Which lines below hold the word "zgodnie"? Report each one.

━━━ GIVEN RECORDS ━━━

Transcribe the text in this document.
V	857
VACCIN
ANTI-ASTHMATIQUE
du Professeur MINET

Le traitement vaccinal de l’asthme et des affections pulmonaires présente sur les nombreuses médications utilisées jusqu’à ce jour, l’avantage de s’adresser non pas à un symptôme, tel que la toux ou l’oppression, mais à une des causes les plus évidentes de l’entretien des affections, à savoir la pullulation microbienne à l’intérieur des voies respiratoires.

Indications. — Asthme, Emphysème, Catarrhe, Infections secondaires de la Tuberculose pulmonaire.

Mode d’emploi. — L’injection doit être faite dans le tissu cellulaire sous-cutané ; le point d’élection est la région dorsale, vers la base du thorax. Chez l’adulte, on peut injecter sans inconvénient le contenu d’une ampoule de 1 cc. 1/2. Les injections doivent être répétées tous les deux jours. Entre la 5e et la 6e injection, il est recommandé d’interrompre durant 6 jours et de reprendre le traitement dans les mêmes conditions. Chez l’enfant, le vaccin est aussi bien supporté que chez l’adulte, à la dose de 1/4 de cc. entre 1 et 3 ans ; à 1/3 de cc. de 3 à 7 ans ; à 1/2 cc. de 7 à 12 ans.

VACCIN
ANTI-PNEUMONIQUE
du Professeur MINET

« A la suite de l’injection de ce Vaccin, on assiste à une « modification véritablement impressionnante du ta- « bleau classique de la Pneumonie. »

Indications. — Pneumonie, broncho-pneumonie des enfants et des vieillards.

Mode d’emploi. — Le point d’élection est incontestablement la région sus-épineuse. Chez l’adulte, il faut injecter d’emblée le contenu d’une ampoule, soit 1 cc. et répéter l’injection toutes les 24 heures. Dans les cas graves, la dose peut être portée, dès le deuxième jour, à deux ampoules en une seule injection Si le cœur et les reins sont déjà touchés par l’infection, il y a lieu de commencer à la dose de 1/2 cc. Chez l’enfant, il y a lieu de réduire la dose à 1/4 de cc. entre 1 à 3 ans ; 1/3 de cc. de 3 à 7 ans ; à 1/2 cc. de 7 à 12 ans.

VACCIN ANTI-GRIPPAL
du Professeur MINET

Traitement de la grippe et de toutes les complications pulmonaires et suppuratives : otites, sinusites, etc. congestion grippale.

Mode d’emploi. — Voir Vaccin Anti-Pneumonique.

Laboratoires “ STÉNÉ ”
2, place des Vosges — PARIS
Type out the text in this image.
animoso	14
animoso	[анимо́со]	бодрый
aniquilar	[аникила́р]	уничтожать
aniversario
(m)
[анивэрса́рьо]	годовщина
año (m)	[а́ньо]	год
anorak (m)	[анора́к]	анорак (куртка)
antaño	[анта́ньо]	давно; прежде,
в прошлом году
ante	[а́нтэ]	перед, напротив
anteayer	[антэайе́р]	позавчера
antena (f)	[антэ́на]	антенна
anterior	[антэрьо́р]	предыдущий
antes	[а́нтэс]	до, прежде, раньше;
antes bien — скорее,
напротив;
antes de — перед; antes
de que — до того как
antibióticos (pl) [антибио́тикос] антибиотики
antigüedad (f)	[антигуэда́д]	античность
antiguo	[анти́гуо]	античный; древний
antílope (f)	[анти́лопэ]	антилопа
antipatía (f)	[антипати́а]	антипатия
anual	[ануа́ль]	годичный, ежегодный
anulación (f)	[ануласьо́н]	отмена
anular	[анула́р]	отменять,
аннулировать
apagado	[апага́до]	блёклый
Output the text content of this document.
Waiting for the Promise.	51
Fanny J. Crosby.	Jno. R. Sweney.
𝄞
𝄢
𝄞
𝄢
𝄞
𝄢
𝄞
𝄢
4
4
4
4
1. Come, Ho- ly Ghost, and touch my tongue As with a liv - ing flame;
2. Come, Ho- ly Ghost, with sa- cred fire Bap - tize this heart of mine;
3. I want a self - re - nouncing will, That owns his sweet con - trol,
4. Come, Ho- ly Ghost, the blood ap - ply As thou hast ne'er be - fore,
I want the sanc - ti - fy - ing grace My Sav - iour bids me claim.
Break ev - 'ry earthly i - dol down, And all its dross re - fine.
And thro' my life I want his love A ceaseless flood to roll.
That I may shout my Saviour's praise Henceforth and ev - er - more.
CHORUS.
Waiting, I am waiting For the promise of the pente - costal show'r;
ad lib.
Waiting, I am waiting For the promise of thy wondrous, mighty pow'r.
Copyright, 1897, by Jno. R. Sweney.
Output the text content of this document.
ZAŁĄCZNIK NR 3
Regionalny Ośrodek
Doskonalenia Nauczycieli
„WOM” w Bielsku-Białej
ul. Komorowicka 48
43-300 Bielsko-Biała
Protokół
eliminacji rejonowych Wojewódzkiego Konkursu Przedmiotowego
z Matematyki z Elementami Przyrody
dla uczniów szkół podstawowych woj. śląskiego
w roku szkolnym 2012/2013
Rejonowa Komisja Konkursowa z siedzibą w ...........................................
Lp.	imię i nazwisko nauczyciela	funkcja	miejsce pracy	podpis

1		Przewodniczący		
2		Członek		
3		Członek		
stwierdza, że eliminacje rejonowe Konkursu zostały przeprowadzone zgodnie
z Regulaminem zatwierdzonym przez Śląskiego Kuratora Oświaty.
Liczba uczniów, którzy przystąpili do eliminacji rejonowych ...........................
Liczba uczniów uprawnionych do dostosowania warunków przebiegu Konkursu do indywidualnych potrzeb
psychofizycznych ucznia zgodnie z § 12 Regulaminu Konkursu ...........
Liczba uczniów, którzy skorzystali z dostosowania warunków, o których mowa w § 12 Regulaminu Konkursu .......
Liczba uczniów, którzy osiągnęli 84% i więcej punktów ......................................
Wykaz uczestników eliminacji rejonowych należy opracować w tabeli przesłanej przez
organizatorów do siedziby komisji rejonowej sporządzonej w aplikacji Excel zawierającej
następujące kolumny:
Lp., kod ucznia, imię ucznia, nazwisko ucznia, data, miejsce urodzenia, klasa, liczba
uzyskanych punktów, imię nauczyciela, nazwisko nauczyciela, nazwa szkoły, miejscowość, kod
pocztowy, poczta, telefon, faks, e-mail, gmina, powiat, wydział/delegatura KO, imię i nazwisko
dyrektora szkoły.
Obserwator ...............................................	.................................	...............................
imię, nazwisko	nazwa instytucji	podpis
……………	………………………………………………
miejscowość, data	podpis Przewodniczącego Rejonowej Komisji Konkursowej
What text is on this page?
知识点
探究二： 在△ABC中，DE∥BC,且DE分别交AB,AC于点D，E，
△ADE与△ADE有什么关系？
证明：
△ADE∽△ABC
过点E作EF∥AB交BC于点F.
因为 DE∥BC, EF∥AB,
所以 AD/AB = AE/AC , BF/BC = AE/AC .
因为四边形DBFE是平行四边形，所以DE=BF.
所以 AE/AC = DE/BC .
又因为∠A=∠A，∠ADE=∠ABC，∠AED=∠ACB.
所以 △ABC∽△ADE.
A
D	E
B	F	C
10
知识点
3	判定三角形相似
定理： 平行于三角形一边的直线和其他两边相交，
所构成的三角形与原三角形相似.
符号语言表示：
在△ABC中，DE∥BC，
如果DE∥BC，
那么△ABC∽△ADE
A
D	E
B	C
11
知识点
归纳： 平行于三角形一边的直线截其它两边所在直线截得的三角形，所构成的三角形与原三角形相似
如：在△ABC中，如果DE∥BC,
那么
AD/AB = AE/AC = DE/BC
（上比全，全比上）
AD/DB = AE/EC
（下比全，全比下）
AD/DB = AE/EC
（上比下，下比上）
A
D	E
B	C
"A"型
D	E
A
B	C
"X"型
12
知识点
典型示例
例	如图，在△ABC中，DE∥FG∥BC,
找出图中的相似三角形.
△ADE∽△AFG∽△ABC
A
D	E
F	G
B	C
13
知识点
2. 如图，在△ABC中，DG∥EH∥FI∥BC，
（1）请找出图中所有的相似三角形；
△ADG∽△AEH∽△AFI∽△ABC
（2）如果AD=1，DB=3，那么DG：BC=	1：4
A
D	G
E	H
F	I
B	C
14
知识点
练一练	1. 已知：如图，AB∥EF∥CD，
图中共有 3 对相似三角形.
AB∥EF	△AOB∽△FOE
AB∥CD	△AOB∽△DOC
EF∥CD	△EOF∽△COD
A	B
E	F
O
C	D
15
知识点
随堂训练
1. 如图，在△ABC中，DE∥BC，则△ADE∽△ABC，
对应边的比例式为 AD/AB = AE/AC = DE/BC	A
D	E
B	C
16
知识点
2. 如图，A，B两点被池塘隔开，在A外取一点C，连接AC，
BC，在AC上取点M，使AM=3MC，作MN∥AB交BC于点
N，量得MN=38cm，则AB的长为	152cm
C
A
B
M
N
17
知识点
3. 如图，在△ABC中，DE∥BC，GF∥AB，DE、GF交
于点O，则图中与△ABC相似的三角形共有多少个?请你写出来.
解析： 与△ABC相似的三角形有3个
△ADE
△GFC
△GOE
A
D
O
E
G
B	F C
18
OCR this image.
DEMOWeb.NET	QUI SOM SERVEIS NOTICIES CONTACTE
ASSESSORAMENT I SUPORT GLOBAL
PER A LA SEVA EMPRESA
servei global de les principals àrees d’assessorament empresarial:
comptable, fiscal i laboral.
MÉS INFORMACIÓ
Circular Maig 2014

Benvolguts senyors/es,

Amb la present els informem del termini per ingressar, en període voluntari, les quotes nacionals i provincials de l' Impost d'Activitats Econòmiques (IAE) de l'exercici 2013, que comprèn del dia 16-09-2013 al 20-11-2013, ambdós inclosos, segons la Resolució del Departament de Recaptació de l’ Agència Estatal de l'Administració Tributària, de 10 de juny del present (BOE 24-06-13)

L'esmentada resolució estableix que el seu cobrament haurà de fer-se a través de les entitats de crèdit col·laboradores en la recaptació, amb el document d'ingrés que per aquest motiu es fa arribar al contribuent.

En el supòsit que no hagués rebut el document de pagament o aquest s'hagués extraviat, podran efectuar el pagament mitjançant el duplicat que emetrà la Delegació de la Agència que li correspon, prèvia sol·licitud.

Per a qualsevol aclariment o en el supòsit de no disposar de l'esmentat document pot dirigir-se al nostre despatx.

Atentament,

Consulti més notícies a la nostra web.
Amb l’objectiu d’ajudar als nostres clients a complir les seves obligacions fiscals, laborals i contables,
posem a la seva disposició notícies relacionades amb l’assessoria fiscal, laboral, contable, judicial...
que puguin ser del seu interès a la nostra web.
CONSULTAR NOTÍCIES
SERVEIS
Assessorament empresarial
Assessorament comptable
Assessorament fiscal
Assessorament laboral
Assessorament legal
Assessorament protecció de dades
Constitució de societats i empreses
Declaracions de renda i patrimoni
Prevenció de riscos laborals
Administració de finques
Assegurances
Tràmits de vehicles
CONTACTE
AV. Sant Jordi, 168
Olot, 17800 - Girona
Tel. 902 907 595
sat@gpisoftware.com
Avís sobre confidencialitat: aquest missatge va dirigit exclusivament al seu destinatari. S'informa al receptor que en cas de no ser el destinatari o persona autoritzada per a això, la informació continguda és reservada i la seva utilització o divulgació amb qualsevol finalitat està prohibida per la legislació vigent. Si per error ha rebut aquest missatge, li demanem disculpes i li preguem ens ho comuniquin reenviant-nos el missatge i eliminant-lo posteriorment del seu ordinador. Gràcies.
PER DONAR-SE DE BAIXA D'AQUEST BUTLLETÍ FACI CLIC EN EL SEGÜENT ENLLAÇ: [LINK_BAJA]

━━━

WRITTEN RESPONSE:
stwierdza, że eliminacje rejonowe Konkursu zostały przeprowadzone zgodnie
psychofizycznych ucznia zgodnie z § 12 Regulaminu Konkursu ...........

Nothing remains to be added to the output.